**Stored records:**

"""

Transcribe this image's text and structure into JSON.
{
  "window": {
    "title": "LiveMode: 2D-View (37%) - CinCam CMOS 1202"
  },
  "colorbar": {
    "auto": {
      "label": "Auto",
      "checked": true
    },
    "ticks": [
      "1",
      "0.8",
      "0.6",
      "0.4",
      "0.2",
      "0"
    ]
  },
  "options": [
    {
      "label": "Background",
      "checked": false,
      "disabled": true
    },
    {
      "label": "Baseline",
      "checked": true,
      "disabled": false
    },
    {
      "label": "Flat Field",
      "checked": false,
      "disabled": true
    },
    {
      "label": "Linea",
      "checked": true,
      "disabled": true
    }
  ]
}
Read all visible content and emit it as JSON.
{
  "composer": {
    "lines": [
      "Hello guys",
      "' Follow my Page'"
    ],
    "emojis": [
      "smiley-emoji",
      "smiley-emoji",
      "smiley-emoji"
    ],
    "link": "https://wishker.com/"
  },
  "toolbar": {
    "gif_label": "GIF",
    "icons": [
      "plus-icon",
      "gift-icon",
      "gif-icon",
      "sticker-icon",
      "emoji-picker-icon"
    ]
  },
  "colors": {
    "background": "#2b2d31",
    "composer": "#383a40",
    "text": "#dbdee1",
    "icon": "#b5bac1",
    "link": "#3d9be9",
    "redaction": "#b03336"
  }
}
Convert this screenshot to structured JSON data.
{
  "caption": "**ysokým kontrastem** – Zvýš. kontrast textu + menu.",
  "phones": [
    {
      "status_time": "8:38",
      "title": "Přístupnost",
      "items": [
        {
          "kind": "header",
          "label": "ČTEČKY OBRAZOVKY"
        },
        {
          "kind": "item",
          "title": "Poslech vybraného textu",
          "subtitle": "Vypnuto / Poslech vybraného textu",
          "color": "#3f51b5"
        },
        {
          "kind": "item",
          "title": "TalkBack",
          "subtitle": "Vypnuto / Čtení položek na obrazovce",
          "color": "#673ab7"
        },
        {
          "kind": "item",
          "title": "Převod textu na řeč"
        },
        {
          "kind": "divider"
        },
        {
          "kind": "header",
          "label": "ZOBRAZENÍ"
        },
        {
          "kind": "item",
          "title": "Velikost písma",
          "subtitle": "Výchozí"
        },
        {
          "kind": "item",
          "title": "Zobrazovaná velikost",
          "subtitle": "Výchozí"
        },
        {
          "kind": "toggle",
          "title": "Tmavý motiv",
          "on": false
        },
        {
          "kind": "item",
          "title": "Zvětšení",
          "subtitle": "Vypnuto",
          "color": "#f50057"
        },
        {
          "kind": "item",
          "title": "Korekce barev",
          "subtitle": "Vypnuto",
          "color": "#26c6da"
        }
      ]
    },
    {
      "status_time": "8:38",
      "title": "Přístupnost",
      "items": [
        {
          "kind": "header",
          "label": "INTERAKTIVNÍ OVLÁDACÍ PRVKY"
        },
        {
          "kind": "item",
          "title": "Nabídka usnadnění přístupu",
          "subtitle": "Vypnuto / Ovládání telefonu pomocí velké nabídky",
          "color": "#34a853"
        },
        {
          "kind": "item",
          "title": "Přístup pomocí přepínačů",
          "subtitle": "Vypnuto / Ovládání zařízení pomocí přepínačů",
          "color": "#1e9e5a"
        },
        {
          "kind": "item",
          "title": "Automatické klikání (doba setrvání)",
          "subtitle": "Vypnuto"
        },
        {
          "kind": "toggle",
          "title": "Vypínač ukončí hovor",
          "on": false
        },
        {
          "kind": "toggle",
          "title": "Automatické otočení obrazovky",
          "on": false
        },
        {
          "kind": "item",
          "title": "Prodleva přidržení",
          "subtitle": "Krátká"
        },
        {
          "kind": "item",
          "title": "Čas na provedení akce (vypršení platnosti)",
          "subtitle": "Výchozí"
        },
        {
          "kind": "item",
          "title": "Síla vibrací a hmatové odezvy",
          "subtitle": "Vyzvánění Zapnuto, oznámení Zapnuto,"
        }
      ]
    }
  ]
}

"""

**Task goal:** Report how many lines of the listing hold the word "vybraného", with nothing but the number.

**Solution to this task:** 2